- AIM -
Render every entry verbatim.

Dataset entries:
● ● ● ● ●

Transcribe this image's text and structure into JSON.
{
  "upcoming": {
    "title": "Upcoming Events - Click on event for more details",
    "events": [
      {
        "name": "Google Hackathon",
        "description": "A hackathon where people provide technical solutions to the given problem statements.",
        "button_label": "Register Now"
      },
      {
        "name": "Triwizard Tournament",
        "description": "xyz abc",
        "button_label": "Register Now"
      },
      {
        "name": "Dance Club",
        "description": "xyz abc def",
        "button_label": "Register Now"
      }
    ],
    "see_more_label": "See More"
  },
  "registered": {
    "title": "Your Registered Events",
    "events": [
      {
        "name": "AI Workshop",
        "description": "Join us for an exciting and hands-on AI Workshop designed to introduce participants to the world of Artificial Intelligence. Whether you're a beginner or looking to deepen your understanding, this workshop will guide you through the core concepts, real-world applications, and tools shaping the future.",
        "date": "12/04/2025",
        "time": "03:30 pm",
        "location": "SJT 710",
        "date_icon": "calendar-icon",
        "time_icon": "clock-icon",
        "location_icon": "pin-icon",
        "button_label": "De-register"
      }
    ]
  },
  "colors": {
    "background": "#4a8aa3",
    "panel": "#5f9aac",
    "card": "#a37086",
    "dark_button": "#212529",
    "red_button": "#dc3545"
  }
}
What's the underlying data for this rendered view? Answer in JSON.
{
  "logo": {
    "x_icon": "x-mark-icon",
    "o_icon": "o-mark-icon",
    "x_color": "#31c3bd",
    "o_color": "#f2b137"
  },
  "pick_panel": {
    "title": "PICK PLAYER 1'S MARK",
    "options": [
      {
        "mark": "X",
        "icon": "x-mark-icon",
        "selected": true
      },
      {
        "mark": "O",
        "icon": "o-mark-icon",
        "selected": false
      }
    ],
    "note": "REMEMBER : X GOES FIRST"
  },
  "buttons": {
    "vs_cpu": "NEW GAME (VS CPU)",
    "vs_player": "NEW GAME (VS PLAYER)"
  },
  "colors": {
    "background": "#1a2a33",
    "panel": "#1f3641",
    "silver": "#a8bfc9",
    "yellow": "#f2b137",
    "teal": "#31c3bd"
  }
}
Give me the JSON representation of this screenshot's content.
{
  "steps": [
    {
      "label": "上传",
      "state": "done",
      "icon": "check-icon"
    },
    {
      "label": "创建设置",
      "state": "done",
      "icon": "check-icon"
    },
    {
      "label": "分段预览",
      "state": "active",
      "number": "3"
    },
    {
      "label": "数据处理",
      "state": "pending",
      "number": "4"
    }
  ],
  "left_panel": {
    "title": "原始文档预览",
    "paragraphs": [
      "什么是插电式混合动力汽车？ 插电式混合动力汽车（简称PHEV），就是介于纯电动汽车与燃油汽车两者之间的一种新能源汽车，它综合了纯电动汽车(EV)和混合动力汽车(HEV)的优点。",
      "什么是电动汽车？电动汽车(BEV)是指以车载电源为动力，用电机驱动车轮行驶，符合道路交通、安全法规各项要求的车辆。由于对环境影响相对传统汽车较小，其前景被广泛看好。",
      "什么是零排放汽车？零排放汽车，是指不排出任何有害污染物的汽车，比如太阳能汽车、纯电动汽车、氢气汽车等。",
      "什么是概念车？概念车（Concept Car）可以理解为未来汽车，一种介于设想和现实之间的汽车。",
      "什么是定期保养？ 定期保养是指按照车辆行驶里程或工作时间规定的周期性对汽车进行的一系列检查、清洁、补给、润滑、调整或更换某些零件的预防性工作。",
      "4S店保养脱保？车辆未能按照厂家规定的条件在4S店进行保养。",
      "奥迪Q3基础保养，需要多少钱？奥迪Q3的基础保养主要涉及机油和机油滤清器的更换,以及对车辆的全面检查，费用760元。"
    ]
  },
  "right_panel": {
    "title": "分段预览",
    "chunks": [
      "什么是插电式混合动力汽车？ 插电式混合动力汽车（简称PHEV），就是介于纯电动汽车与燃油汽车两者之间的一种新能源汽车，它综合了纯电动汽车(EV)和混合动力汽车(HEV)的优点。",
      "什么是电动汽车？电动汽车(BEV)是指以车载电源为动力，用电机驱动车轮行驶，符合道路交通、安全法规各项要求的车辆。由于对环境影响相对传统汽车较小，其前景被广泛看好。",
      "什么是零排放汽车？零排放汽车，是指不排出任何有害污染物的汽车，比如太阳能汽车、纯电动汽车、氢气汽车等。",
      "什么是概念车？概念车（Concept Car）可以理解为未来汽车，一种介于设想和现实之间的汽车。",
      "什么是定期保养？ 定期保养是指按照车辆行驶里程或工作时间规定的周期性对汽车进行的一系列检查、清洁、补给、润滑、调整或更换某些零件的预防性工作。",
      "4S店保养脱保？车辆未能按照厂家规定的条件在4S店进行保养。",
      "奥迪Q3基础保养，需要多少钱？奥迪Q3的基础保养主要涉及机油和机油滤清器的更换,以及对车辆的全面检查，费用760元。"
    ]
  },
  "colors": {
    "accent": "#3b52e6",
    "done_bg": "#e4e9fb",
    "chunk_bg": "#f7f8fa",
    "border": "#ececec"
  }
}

● ● ● ● ●

- SOLVED PROBLEM -
Transcribe this image's text and structure into JSON.
{
  "upcoming": {
    "title": "Upcoming Events - Click on event for more details",
    "events": [
      {
        "name": "Google Hackathon",
        "description": "A hackathon where people provide technical solutions to the given problem statements.",
        "button_label": "Register Now"
      },
      {
        "name": "Triwizard Tournament",
        "description": "xyz abc",
        "button_label": "Register Now"
      },
      {
        "name": "Dance Club",
        "description": "xyz abc def",
        "button_label": "Register Now"
      }
    ],
    "see_more_label": "See More"
  },
  "registered": {
    "title": "Your Registered Events",
    "events": [
      {
        "name": "AI Workshop",
        "description": "Join us for an exciting and hands-on AI Workshop designed to introduce participants to the world of Artificial Intelligence. Whether you're a beginner or looking to deepen your understanding, this workshop will guide you through the core concepts, real-world applications, and tools shaping the future.",
        "date": "12/04/2025",
        "time": "03:30 pm",
        "location": "SJT 710",
        "date_icon": "calendar-icon",
        "time_icon": "clock-icon",
        "location_icon": "pin-icon",
        "button_label": "De-register"
      }
    ]
  },
  "colors": {
    "background": "#4a8aa3",
    "panel": "#5f9aac",
    "card": "#a37086",
    "dark_button": "#212529",
    "red_button": "#dc3545"
  }
}
What's the underlying data for this rendered view? Answer in JSON.
{
  "logo": {
    "x_icon": "x-mark-icon",
    "o_icon": "o-mark-icon",
    "x_color": "#31c3bd",
    "o_color": "#f2b137"
  },
  "pick_panel": {
    "title": "PICK PLAYER 1'S MARK",
    "options": [
      {
        "mark": "X",
        "icon": "x-mark-icon",
        "selected": true
      },
      {
        "mark": "O",
        "icon": "o-mark-icon",
        "selected": false
      }
    ],
    "note": "REMEMBER : X GOES FIRST"
  },
  "buttons": {
    "vs_cpu": "NEW GAME (VS CPU)",
    "vs_player": "NEW GAME (VS PLAYER)"
  },
  "colors": {
    "background": "#1a2a33",
    "panel": "#1f3641",
    "silver": "#a8bfc9",
    "yellow": "#f2b137",
    "teal": "#31c3bd"
  }
}
Give me the JSON representation of this screenshot's content.
{
  "steps": [
    {
      "label": "上传",
      "state": "done",
      "icon": "check-icon"
    },
    {
      "label": "创建设置",
      "state": "done",
      "icon": "check-icon"
    },
    {
      "label": "分段预览",
      "state": "active",
      "number": "3"
    },
    {
      "label": "数据处理",
      "state": "pending",
      "number": "4"
    }
  ],
  "left_panel": {
    "title": "原始文档预览",
    "paragraphs": [
      "什么是插电式混合动力汽车？ 插电式混合动力汽车（简称PHEV），就是介于纯电动汽车与燃油汽车两者之间的一种新能源汽车，它综合了纯电动汽车(EV)和混合动力汽车(HEV)的优点。",
      "什么是电动汽车？电动汽车(BEV)是指以车载电源为动力，用电机驱动车轮行驶，符合道路交通、安全法规各项要求的车辆。由于对环境影响相对传统汽车较小，其前景被广泛看好。",
      "什么是零排放汽车？零排放汽车，是指不排出任何有害污染物的汽车，比如太阳能汽车、纯电动汽车、氢气汽车等。",
      "什么是概念车？概念车（Concept Car）可以理解为未来汽车，一种介于设想和现实之间的汽车。",
      "什么是定期保养？ 定期保养是指按照车辆行驶里程或工作时间规定的周期性对汽车进行的一系列检查、清洁、补给、润滑、调整或更换某些零件的预防性工作。",
      "4S店保养脱保？车辆未能按照厂家规定的条件在4S店进行保养。",
      "奥迪Q3基础保养，需要多少钱？奥迪Q3的基础保养主要涉及机油和机油滤清器的更换,以及对车辆的全面检查，费用760元。"
    ]
  },
  "right_panel": {
    "title": "分段预览",
    "chunks": [
      "什么是插电式混合动力汽车？ 插电式混合动力汽车（简称PHEV），就是介于纯电动汽车与燃油汽车两者之间的一种新能源汽车，它综合了纯电动汽车(EV)和混合动力汽车(HEV)的优点。",
      "什么是电动汽车？电动汽车(BEV)是指以车载电源为动力，用电机驱动车轮行驶，符合道路交通、安全法规各项要求的车辆。由于对环境影响相对传统汽车较小，其前景被广泛看好。",
      "什么是零排放汽车？零排放汽车，是指不排出任何有害污染物的汽车，比如太阳能汽车、纯电动汽车、氢气汽车等。",
      "什么是概念车？概念车（Concept Car）可以理解为未来汽车，一种介于设想和现实之间的汽车。",
      "什么是定期保养？ 定期保养是指按照车辆行驶里程或工作时间规定的周期性对汽车进行的一系列检查、清洁、补给、润滑、调整或更换某些零件的预防性工作。",
      "4S店保养脱保？车辆未能按照厂家规定的条件在4S店进行保养。",
      "奥迪Q3基础保养，需要多少钱？奥迪Q3的基础保养主要涉及机油和机油滤清器的更换,以及对车辆的全面检查，费用760元。"
    ]
  },
  "colors": {
    "accent": "#3b52e6",
    "done_bg": "#e4e9fb",
    "chunk_bg": "#f7f8fa",
    "border": "#ececec"
  }
}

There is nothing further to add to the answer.